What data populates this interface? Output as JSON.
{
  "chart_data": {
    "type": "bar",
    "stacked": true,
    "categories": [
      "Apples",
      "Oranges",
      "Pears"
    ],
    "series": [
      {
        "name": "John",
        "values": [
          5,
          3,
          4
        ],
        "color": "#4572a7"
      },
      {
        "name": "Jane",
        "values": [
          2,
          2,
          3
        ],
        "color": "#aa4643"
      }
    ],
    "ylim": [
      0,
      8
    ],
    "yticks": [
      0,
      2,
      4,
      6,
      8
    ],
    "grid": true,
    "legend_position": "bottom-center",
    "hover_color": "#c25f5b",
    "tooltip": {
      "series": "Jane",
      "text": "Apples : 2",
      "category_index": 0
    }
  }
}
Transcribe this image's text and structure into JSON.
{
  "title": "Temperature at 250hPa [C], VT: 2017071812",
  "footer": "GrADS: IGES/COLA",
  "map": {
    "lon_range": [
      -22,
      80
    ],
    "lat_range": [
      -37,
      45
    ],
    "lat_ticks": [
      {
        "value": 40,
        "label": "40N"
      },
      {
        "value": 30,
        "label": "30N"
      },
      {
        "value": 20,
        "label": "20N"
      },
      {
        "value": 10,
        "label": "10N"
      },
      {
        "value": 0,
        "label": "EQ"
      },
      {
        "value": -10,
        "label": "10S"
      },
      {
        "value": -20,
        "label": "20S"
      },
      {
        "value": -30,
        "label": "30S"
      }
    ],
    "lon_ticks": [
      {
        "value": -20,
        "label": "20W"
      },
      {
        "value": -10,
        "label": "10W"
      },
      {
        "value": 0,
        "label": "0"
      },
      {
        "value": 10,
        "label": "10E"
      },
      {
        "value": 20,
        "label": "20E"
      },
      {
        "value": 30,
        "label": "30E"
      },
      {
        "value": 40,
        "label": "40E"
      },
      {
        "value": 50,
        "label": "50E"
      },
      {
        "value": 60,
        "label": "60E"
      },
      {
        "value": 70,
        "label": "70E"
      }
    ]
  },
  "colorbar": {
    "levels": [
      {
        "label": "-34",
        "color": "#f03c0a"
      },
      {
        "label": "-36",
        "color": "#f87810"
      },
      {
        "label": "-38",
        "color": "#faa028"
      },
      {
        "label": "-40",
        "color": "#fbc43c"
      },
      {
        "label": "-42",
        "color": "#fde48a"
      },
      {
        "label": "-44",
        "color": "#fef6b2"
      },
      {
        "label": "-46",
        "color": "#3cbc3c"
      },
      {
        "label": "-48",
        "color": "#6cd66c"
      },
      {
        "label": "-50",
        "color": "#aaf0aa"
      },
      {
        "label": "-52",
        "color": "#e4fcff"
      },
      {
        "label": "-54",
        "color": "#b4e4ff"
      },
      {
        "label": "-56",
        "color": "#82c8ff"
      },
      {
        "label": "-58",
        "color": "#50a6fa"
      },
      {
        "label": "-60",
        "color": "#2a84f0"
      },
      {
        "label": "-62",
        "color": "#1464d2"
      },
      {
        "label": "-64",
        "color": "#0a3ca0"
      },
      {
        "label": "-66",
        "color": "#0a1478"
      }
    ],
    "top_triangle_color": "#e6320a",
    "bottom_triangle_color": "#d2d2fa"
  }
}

■ ■ ■ ■ ■ ■ ■

◆ **Goal**:
Each entry above is to be printed again exactly.

◆ **Response**:
What data populates this interface? Output as JSON.
{
  "chart_data": {
    "type": "bar",
    "stacked": true,
    "categories": [
      "Apples",
      "Oranges",
      "Pears"
    ],
    "series": [
      {
        "name": "John",
        "values": [
          5,
          3,
          4
        ],
        "color": "#4572a7"
      },
      {
        "name": "Jane",
        "values": [
          2,
          2,
          3
        ],
        "color": "#aa4643"
      }
    ],
    "ylim": [
      0,
      8
    ],
    "yticks": [
      0,
      2,
      4,
      6,
      8
    ],
    "grid": true,
    "legend_position": "bottom-center",
    "hover_color": "#c25f5b",
    "tooltip": {
      "series": "Jane",
      "text": "Apples : 2",
      "category_index": 0
    }
  }
}
Transcribe this image's text and structure into JSON.
{
  "title": "Temperature at 250hPa [C], VT: 2017071812",
  "footer": "GrADS: IGES/COLA",
  "map": {
    "lon_range": [
      -22,
      80
    ],
    "lat_range": [
      -37,
      45
    ],
    "lat_ticks": [
      {
        "value": 40,
        "label": "40N"
      },
      {
        "value": 30,
        "label": "30N"
      },
      {
        "value": 20,
        "label": "20N"
      },
      {
        "value": 10,
        "label": "10N"
      },
      {
        "value": 0,
        "label": "EQ"
      },
      {
        "value": -10,
        "label": "10S"
      },
      {
        "value": -20,
        "label": "20S"
      },
      {
        "value": -30,
        "label": "30S"
      }
    ],
    "lon_ticks": [
      {
        "value": -20,
        "label": "20W"
      },
      {
        "value": -10,
        "label": "10W"
      },
      {
        "value": 0,
        "label": "0"
      },
      {
        "value": 10,
        "label": "10E"
      },
      {
        "value": 20,
        "label": "20E"
      },
      {
        "value": 30,
        "label": "30E"
      },
      {
        "value": 40,
        "label": "40E"
      },
      {
        "value": 50,
        "label": "50E"
      },
      {
        "value": 60,
        "label": "60E"
      },
      {
        "value": 70,
        "label": "70E"
      }
    ]
  },
  "colorbar": {
    "levels": [
      {
        "label": "-34",
        "color": "#f03c0a"
      },
      {
        "label": "-36",
        "color": "#f87810"
      },
      {
        "label": "-38",
        "color": "#faa028"
      },
      {
        "label": "-40",
        "color": "#fbc43c"
      },
      {
        "label": "-42",
        "color": "#fde48a"
      },
      {
        "label": "-44",
        "color": "#fef6b2"
      },
      {
        "label": "-46",
        "color": "#3cbc3c"
      },
      {
        "label": "-48",
        "color": "#6cd66c"
      },
      {
        "label": "-50",
        "color": "#aaf0aa"
      },
      {
        "label": "-52",
        "color": "#e4fcff"
      },
      {
        "label": "-54",
        "color": "#b4e4ff"
      },
      {
        "label": "-56",
        "color": "#82c8ff"
      },
      {
        "label": "-58",
        "color": "#50a6fa"
      },
      {
        "label": "-60",
        "color": "#2a84f0"
      },
      {
        "label": "-62",
        "color": "#1464d2"
      },
      {
        "label": "-64",
        "color": "#0a3ca0"
      },
      {
        "label": "-66",
        "color": "#0a1478"
      }
    ],
    "top_triangle_color": "#e6320a",
    "bottom_triangle_color": "#d2d2fa"
  }
}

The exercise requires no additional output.